:: Trecho citado ::
Catadora mostra rotina nas redes: 'Sei tudo da vida das pessoas pelo lixo'
Todos os dias, há 12 anos, Litz Gouvea sai de casa cedo, com dezenas de sacos de lixo, e passa o dia fazendo coleta em um conjunto residencial na zona norte de São Paulo. Mas, há menos de um ano, a catadora de 28 anos, que também faz curso técnico de meio ambiente, passou a compartilhar nas redes sociais sua rotina trabalhando com o lixo.
No perfil do Instagram, que ganhou o nome de Barbie Lixeira, Litz coloca os seguidores frente a frente com o lixo que produzimos e discute tanto questões ambientais, como excesso de resíduos e reciclagem, como questões sociais, como racismo e violência policial contra catadores.
Em entrevista a Universa, ela conta que este "é um trabalho árduo, pesado, mas que fica mais difícil por causa da falta de respeito das pessoas com a separação dos resíduos".
O lixo é um assunto coletivo, mas a gente não é educado sobre isso desde criança. As pessoas pensam: 'Jogo fora, tiro da minha casa e o problema não é mais meu'. Aí cabe a nós, garis e catadores, lidar com o que as pessoas não querem mais.

(Registros de regiões de layout)

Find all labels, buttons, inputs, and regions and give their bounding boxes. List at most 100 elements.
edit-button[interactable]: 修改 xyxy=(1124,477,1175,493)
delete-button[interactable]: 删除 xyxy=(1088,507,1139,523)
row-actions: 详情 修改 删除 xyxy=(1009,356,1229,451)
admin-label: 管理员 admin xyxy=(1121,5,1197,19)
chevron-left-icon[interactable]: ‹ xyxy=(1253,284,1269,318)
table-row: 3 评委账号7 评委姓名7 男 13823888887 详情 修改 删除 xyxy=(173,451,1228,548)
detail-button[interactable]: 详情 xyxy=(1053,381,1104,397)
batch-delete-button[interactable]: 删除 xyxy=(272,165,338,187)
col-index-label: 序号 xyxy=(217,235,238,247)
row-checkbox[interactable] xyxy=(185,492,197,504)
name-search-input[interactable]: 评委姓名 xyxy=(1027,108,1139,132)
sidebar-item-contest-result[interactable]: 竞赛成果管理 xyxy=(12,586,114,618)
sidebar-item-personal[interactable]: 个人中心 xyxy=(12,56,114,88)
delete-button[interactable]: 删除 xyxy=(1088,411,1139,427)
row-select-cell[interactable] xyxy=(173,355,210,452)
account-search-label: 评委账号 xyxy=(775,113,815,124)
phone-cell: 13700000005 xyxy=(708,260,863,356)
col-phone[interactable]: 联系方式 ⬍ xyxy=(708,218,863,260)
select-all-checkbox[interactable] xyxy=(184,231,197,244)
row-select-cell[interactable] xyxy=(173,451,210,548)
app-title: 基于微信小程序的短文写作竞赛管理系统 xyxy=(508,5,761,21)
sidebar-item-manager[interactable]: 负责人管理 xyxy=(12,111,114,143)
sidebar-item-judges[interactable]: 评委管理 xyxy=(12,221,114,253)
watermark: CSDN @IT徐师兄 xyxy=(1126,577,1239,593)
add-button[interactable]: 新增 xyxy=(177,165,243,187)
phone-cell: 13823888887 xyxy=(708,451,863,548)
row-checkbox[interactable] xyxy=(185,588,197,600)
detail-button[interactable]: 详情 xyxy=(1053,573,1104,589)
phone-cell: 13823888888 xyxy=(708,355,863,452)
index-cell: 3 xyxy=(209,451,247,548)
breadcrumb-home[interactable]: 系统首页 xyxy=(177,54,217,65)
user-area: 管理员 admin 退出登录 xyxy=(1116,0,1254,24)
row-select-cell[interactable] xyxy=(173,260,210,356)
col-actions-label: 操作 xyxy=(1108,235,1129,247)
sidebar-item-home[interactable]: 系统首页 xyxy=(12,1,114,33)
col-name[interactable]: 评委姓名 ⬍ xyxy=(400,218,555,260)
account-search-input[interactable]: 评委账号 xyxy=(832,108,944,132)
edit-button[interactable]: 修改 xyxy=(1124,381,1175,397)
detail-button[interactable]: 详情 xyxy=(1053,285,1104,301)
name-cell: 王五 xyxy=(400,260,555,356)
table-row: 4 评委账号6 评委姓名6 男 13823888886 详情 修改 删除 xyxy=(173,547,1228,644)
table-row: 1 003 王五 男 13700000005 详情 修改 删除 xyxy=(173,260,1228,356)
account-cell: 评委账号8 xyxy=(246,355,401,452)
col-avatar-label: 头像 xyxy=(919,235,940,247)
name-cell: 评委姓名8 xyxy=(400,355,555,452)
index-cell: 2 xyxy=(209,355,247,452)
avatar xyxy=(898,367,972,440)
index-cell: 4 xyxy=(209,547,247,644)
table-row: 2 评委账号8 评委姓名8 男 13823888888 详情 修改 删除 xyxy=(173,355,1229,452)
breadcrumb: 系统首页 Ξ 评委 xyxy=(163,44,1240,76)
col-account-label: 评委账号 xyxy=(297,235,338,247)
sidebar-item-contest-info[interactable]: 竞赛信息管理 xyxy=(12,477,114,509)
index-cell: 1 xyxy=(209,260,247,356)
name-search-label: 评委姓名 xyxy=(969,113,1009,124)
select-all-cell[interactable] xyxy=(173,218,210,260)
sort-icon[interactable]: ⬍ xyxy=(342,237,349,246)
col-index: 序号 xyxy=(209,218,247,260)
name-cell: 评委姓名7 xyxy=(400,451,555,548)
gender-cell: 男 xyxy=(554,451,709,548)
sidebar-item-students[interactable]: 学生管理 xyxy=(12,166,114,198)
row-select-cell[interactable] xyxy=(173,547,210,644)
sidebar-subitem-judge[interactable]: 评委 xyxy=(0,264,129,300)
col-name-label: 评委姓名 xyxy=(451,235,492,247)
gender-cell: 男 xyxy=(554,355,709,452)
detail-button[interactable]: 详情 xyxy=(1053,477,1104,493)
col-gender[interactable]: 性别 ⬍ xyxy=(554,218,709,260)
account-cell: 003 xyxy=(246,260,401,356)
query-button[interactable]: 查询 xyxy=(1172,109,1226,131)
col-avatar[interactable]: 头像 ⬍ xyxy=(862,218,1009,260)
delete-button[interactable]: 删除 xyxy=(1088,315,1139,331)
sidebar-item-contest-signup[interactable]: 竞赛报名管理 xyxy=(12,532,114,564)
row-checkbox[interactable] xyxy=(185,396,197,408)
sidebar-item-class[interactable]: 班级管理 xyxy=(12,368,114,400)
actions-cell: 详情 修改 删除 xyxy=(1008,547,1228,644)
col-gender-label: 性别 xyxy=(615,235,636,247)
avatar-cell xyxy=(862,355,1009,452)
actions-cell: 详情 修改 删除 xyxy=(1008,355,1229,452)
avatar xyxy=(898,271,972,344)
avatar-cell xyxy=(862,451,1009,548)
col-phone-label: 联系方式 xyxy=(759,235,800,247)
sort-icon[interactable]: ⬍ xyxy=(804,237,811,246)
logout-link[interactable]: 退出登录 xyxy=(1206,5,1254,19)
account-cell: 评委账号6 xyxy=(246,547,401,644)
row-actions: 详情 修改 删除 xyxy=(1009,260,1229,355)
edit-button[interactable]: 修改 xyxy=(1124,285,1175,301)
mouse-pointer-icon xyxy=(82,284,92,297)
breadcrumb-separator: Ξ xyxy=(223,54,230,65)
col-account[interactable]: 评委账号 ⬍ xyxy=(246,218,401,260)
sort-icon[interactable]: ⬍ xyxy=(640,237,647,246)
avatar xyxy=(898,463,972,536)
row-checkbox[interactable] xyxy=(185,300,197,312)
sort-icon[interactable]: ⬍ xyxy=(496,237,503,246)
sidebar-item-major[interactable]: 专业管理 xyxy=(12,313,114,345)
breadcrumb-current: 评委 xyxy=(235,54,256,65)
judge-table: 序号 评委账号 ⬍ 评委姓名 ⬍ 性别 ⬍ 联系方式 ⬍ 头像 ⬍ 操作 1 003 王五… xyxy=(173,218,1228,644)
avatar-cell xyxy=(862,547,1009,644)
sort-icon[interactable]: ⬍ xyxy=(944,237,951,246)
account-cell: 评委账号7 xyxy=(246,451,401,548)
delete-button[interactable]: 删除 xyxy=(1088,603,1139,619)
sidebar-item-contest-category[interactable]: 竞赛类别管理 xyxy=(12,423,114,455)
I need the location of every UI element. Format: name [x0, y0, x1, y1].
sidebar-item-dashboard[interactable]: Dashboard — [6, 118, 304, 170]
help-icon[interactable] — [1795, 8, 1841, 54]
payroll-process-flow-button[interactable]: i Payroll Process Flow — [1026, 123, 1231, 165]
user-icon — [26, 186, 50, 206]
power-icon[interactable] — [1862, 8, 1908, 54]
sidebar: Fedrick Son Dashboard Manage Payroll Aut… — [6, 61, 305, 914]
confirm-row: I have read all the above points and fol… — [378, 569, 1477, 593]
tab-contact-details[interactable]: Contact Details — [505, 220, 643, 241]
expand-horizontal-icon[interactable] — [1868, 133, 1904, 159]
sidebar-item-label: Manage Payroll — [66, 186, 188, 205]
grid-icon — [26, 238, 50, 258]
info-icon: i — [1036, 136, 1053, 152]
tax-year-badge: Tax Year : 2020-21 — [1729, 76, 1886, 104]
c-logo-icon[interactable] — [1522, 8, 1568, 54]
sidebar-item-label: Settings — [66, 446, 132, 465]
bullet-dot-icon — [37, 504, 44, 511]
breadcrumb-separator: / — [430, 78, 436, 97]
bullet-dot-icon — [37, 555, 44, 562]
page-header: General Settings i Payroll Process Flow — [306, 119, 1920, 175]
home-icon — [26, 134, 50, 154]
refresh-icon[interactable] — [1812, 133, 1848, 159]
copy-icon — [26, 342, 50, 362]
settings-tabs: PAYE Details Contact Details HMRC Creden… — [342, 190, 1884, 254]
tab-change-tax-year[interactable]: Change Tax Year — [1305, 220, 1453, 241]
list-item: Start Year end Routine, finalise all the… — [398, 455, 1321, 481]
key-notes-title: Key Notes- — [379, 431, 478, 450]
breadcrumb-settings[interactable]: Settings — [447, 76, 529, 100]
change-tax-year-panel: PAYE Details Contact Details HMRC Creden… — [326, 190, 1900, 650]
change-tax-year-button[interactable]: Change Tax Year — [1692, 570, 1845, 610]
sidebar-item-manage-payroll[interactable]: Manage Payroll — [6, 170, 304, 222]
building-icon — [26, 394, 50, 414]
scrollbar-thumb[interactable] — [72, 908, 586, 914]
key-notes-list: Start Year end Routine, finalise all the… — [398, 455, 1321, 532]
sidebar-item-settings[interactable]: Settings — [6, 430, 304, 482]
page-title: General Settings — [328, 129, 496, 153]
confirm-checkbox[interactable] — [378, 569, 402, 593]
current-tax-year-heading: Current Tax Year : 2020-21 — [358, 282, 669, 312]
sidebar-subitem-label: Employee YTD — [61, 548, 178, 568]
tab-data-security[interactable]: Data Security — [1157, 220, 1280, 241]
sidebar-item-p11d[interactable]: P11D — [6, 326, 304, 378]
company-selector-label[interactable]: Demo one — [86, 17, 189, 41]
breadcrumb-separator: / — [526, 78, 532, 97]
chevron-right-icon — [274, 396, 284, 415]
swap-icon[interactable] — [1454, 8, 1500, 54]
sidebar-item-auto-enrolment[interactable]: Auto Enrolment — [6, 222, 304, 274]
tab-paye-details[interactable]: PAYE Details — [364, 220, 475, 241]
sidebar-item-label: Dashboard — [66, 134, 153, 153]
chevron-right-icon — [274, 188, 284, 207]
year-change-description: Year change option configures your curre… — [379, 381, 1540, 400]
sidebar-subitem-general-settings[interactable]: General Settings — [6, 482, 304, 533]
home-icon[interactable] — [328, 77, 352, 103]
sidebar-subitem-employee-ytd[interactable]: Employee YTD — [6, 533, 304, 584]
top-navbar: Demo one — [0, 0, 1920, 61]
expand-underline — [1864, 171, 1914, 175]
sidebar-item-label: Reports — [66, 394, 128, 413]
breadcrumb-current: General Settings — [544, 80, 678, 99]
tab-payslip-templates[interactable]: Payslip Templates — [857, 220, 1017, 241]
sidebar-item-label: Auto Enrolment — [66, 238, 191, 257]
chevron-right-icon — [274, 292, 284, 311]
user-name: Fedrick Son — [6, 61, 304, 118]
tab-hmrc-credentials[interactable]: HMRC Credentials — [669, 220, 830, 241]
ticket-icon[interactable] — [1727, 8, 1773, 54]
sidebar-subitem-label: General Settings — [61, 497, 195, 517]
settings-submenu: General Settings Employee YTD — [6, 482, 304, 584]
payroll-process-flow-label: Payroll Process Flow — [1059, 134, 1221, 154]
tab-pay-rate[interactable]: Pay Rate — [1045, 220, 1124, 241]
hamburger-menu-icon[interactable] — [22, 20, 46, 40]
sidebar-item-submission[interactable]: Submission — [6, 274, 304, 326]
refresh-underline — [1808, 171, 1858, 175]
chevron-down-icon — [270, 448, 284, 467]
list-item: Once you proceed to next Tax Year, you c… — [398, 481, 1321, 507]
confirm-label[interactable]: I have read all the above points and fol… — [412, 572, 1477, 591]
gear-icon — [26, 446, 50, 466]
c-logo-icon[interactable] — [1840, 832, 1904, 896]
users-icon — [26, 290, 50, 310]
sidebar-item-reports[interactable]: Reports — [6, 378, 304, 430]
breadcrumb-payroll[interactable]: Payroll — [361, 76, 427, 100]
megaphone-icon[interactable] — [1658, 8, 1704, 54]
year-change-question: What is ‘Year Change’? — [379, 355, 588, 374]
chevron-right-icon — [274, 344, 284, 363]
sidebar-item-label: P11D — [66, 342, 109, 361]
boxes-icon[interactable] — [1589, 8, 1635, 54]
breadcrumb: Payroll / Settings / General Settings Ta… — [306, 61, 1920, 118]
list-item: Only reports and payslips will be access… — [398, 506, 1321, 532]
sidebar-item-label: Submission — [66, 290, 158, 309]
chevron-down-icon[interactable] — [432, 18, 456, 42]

:: Tarefas ::
A. Indique se cada afirmação concorda com a reportagem sobre a catadora, respondendo sim ou não e citando as palavras do texto que decidem a questão: (i) Litz Gouvea faz coleta de lixo há 12 anos. (ii) O perfil dela no Instagram existe há mais de dois anos. (iii) A coleta é feita em um conjunto residencial na zona sul de São Paulo.
B. Com base na reportagem sobre a catadora, responda:
(i) Quantos anos tem Litz Gouvea?
(ii) Qual é o nome do perfil dela no Instagram?
(iii) A quem ela deu a entrevista mencionada?
C. Reescreva o trecho da reportagem sobre a catadora que vai de "No perfil do" até "policial contra catadores.", inclusive, trocando "seguidores" por "leitores".
As linhas acima não são necessárias para nada do que se pede aqui.

:: Soluções ::
A.
(i) Sim: "há 12 anos"
(ii) Não: "há menos de um ano"
(iii) Não: "zona norte de São Paulo"

B.
(i) 28 anos.
(ii) Barbie Lixeira.
(iii) A Universa.

C.
No perfil do Instagram, que ganhou o nome de Barbie Lixeira, Litz coloca os leitores frente a frente com o lixo que produzimos e discute tanto questões ambientais, como excesso de resíduos e reciclagem, como questões sociais, como racismo e violência policial contra catadores.